- **SOURCE PASSAGE**:
....

The only problem is, the Saints still might not have sufficient personnel on that side of the ball, so regression is a real possibility.

They finally pared away some of the old parts on defense (cutting Jonathan Vilma, Will Smith, Roman Harper and Jabari Greer), which might have been necessary.

But other than bringing in last-legs cornerback Champ Bailey, there wasn’t the kind of influx of talent they might have needed.

They improved last year based largely on energy and emotion, and we’ll see how long that lasts in the face of a talent discrepancy.

Changes.

The Saints traded a complementary running back, which ordinarily wouldn’t be a headline move.

But that back was Darren Sproles, who was such an integral part of their offense, catching 71 passes last year.

Replacing him will be a huge challenge, and they’re going to be relying on a deep group of backs.

Pierre Thomas and Mark Ingram will likely get most of the carries, but Khiry Robinson and Travaris Cadet will need to make a big step to pick up the slack from Sproles’ departure.

Cooks might be the biggest beneficiary of the change, as they want to take advantage of his 4.3 speed. While it’s not a like-for-like replacement, he does have the same kind of game-changing ability as Sproles.

Camp Battles.

The Saints offensive line was a work in progress last year, but rookie Terron Armstead settled into a spot where they’re comfortable with him at left tackle. They were also able to hang onto right tackle Zach Strief and guards Ben Grubbs and Jahri Evans return.

That leaves a hole in the middle, after Brian de la Puente left in free agency for Chicago.

Tim Lelito will get the first crack, but they brought veteran Jonathan Goodwin back for cover, giving them a reasonable competition.

....

- **TASK TO CARRY OUT**: Reproduce verbatim the section of the Saints preview that begins at the words "Camp Battles." and ends after the words "a reasonable competition.".

- **DATASET SECTION**:
....

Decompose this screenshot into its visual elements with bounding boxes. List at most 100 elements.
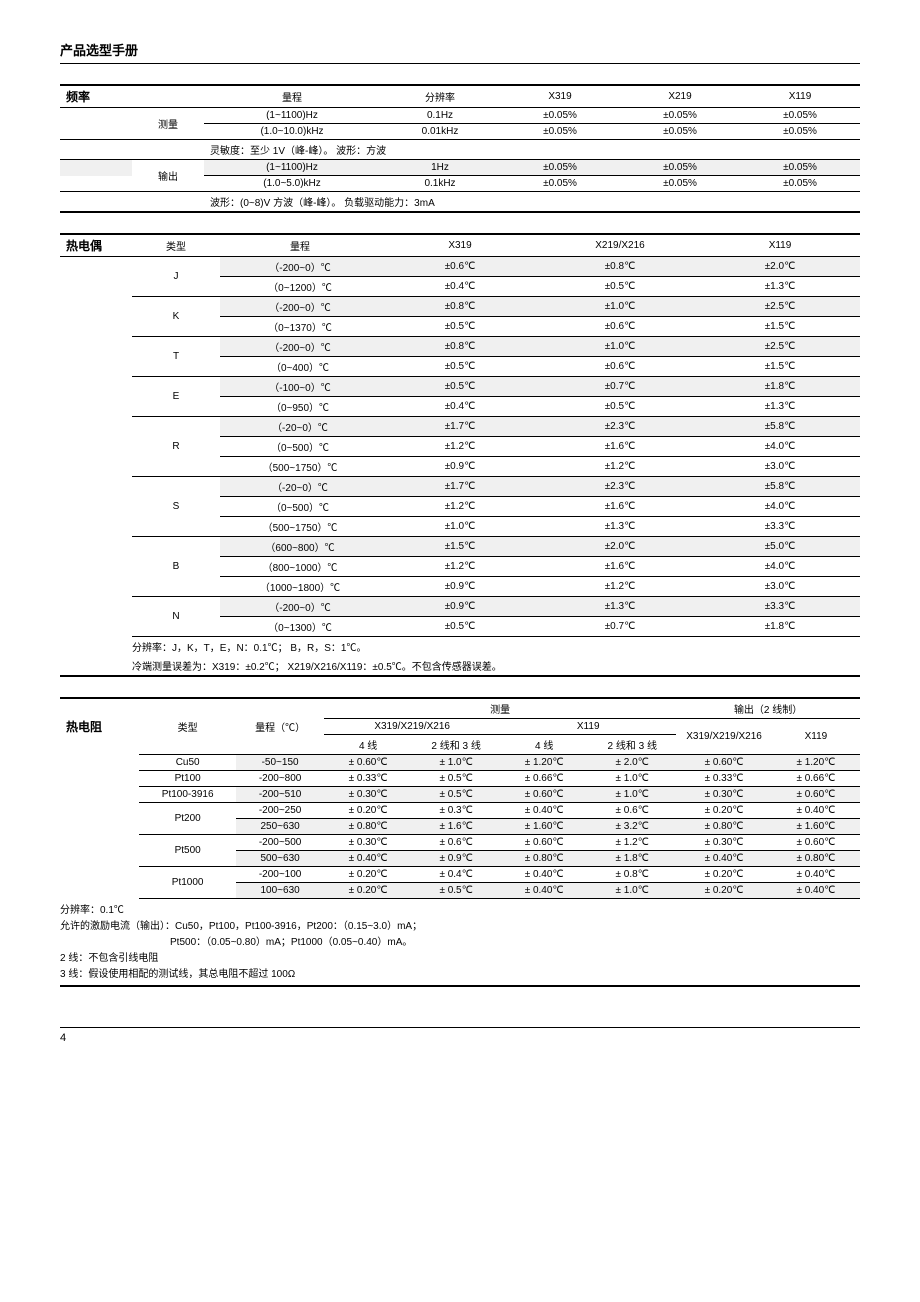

....

- **EXPECTED ANSWER**:
Camp Battles.

The Saints offensive line was a work in progress last year, but rookie Terron Armstead settled into a spot where they’re comfortable with him at left tackle. They were also able to hang onto right tackle Zach Strief and guards Ben Grubbs and Jahri Evans return.

That leaves a hole in the middle, after Brian de la Puente left in free agency for Chicago.

Tim Lelito will get the first crack, but they brought veteran Jonathan Goodwin back for cover, giving them a reasonable competition.